■ **Given records**:
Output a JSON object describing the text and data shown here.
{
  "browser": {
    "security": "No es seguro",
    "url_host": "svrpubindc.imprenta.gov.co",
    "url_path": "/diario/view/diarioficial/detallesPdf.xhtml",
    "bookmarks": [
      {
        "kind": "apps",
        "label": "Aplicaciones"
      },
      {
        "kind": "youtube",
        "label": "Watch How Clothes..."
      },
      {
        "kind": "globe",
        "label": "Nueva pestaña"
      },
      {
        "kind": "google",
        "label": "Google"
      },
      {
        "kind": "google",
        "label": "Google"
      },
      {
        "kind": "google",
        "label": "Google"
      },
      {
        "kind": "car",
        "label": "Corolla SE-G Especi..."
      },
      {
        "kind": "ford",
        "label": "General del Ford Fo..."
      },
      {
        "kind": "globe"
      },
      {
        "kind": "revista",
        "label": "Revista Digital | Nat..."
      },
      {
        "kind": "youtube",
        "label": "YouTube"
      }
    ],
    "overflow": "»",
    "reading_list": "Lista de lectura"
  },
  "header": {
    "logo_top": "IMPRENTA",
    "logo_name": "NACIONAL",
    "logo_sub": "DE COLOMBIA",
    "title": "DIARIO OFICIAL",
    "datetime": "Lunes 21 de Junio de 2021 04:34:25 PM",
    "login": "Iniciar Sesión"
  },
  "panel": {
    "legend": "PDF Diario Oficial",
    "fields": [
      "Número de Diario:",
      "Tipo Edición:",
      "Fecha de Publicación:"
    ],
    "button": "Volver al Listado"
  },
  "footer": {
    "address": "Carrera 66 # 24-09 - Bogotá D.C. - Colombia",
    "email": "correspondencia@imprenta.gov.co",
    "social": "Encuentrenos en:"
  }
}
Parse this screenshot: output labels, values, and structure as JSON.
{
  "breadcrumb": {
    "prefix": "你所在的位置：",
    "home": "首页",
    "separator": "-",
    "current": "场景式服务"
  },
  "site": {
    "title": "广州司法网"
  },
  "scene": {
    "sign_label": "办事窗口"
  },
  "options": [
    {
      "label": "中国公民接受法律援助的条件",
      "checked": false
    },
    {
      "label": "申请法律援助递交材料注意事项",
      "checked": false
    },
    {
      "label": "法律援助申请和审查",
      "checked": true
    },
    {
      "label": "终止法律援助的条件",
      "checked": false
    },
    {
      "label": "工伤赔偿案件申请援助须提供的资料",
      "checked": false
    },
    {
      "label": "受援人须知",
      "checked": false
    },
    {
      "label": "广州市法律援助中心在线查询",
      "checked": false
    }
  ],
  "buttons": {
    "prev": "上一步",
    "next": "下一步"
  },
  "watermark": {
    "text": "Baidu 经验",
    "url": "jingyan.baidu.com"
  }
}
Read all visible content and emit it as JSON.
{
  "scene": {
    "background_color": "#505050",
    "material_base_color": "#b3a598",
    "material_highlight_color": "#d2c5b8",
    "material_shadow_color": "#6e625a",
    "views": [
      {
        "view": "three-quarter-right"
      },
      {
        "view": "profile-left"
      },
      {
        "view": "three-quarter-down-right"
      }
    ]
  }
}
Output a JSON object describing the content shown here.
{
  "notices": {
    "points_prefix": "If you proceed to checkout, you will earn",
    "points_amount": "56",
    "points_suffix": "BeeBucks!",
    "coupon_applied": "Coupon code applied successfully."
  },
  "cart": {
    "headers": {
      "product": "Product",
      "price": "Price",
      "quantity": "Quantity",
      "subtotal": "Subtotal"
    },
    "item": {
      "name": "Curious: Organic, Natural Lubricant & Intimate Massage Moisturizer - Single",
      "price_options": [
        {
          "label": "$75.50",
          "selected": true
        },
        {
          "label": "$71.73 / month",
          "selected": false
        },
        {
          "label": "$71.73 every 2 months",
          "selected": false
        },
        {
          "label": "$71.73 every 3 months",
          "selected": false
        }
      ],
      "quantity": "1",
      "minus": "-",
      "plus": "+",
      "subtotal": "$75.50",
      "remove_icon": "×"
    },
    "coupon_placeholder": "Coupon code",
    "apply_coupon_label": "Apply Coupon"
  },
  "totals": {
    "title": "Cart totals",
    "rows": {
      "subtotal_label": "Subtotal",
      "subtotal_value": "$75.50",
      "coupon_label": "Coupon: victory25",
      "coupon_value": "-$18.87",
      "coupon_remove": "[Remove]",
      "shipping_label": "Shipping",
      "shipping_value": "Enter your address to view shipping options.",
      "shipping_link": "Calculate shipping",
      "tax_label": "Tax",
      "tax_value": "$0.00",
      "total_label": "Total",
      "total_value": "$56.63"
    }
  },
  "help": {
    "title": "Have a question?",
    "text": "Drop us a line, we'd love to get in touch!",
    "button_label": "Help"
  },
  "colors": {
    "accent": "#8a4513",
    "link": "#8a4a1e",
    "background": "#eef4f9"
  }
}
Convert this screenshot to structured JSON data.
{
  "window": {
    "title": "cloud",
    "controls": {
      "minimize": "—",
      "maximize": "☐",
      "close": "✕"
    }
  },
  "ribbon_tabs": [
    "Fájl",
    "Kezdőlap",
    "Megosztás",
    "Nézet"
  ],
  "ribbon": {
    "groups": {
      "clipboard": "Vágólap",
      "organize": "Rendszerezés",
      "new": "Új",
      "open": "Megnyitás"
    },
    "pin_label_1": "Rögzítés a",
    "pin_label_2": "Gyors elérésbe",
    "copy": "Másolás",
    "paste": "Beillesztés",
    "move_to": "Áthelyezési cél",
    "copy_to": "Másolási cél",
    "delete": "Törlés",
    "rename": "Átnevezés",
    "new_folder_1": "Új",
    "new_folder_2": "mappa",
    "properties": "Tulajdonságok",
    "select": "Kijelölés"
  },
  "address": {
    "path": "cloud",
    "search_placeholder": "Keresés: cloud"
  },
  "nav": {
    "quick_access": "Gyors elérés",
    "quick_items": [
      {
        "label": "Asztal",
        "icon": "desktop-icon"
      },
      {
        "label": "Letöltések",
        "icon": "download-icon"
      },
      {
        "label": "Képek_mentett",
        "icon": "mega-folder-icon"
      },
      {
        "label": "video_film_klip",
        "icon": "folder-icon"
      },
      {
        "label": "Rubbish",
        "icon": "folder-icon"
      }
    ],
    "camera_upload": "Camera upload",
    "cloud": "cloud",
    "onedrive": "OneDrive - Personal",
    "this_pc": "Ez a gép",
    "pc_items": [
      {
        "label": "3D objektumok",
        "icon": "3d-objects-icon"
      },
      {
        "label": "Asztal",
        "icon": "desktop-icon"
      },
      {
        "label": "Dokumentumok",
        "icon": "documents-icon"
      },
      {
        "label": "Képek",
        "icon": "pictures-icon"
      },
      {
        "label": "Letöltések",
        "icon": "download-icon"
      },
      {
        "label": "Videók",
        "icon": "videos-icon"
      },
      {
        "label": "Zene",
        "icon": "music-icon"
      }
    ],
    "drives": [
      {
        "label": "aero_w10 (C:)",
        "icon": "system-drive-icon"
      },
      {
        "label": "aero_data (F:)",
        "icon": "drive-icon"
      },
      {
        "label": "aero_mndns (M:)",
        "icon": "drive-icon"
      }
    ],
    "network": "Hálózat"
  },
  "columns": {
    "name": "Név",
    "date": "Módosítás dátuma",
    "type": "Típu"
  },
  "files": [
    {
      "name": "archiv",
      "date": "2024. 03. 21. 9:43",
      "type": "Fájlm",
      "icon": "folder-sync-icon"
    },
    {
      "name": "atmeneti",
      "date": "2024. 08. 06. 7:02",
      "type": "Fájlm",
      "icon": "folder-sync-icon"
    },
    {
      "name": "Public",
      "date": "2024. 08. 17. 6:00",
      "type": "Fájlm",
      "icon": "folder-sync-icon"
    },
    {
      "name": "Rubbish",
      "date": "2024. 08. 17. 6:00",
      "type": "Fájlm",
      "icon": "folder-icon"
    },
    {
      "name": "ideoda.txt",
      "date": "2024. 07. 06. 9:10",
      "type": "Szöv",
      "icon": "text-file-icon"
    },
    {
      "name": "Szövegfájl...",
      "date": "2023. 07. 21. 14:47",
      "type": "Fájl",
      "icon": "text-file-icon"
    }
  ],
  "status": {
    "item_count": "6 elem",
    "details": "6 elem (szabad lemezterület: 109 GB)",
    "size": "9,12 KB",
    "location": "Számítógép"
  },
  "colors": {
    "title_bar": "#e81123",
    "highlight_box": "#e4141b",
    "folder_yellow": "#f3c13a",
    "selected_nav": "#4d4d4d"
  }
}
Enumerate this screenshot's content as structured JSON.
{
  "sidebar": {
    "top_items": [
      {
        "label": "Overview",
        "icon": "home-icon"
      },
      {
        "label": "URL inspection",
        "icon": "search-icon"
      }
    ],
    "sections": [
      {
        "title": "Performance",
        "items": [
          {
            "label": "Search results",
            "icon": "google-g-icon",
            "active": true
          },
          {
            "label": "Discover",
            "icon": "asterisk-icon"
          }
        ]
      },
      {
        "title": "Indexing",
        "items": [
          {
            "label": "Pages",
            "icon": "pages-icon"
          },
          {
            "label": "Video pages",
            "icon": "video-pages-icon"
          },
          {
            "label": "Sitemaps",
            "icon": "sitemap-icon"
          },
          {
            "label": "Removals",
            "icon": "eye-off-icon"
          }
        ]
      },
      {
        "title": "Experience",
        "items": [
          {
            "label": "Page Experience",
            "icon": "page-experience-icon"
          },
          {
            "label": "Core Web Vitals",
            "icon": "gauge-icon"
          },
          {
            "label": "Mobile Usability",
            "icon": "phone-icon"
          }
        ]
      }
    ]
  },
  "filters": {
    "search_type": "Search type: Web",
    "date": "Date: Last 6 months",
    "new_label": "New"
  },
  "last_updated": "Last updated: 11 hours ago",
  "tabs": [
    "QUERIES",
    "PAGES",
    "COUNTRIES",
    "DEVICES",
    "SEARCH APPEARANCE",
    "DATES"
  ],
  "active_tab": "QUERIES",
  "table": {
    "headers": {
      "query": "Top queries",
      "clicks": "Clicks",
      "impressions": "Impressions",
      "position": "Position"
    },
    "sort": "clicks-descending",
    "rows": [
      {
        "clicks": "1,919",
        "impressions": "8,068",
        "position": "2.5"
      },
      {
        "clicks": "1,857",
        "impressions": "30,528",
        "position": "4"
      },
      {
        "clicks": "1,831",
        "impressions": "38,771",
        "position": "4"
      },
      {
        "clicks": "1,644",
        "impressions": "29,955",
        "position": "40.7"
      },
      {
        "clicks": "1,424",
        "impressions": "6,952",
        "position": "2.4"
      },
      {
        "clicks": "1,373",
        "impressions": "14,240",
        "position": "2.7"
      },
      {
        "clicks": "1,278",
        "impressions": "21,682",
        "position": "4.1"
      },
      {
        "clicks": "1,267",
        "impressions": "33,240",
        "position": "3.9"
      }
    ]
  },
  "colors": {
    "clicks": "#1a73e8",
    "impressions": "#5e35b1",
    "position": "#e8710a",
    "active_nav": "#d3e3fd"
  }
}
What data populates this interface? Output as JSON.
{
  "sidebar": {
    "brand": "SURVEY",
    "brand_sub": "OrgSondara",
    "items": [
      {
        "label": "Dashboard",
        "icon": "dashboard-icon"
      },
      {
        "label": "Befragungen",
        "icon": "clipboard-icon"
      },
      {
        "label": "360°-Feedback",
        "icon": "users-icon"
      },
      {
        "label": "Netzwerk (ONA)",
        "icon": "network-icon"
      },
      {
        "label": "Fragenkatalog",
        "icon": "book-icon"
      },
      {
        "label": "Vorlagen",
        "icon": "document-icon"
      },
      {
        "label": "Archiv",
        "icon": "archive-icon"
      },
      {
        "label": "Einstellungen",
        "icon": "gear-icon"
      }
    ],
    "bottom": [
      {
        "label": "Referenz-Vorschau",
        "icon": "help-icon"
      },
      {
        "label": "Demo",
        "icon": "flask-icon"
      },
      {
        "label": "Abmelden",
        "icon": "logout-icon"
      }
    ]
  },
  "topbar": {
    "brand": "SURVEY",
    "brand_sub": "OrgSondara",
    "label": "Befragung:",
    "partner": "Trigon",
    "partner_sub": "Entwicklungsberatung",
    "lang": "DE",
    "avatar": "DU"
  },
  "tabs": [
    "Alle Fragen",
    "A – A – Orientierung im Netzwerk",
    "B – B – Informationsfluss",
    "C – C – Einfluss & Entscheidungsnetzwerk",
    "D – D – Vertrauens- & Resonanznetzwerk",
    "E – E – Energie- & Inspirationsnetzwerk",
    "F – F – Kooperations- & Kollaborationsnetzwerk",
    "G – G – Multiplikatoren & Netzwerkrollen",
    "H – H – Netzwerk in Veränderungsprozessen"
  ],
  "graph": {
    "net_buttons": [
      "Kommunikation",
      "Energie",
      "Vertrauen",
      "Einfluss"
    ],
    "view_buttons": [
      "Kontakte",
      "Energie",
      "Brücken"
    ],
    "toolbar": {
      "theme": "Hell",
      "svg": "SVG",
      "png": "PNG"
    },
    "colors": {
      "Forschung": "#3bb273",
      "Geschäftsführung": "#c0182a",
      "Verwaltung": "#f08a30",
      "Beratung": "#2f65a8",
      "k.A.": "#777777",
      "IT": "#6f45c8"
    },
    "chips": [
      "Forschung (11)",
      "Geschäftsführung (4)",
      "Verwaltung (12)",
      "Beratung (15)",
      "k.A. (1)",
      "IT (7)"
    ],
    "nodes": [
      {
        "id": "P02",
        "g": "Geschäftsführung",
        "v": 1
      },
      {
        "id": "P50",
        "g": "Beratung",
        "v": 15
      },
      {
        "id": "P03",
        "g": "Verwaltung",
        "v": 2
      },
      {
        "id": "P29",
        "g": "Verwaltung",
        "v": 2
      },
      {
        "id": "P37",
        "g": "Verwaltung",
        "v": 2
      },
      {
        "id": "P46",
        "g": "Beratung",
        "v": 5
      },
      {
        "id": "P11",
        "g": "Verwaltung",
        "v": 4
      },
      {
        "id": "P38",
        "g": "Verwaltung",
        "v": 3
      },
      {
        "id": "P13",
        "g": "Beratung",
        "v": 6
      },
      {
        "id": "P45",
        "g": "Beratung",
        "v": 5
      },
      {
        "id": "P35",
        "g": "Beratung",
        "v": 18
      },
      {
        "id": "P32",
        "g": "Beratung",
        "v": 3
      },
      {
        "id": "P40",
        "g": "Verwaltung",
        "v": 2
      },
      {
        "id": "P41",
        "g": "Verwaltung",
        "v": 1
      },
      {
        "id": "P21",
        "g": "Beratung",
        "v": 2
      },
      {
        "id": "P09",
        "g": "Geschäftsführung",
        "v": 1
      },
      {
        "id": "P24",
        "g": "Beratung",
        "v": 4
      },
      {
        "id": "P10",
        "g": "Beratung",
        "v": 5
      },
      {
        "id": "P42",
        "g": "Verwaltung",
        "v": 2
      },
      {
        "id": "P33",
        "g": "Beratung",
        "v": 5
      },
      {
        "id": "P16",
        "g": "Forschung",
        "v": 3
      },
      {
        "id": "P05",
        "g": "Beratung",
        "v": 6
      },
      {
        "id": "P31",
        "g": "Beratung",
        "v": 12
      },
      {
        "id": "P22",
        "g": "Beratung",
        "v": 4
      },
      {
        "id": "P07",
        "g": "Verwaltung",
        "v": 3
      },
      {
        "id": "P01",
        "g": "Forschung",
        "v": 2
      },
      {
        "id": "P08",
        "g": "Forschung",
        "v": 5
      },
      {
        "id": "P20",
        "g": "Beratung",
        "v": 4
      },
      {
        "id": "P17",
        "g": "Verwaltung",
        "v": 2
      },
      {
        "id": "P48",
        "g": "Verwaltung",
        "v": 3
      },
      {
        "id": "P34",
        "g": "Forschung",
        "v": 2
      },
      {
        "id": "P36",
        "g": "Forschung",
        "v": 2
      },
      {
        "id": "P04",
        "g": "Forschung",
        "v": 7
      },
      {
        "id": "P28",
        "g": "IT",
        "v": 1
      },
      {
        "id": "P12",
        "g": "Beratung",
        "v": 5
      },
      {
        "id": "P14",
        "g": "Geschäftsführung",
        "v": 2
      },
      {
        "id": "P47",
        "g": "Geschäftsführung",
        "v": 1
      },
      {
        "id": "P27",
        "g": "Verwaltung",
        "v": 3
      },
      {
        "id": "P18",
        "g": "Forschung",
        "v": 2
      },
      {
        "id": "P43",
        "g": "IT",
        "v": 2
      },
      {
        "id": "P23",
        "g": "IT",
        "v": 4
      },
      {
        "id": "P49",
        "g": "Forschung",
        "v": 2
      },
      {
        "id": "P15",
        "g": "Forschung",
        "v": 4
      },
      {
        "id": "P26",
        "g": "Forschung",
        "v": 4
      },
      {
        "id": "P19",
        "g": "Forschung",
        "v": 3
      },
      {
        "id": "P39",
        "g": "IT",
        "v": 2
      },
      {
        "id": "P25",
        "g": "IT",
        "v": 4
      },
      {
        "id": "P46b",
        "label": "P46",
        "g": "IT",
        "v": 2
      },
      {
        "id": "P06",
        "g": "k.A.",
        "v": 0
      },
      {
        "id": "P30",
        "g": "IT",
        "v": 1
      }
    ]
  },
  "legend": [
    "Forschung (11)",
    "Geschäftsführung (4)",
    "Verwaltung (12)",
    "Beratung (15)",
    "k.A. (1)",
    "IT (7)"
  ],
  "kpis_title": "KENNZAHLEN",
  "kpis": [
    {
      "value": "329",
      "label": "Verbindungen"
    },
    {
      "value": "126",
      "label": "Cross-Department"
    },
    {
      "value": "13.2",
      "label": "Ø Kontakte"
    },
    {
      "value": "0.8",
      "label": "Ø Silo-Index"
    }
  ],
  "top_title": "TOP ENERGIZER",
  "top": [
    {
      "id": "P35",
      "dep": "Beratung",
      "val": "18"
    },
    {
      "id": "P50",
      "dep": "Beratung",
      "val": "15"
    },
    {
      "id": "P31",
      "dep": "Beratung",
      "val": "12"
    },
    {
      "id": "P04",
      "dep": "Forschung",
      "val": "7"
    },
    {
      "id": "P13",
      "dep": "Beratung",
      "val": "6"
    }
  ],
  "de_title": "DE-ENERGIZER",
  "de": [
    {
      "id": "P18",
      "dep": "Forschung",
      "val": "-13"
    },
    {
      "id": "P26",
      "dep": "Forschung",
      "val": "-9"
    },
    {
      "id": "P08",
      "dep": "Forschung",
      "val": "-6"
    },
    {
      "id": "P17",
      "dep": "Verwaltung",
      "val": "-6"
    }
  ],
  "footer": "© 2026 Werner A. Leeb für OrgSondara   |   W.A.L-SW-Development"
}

■ **Set problem**:
Using the listing above, pull out all lines that hold the word "clicks".

■ **Task solution**:
      "clicks": "Clicks",
    "sort": "clicks-descending",
        "clicks": "1,919",
        "clicks": "1,857",
        "clicks": "1,831",
        "clicks": "1,644",
        "clicks": "1,424",
        "clicks": "1,373",
        "clicks": "1,278",
        "clicks": "1,267",
    "clicks": "#1a73e8",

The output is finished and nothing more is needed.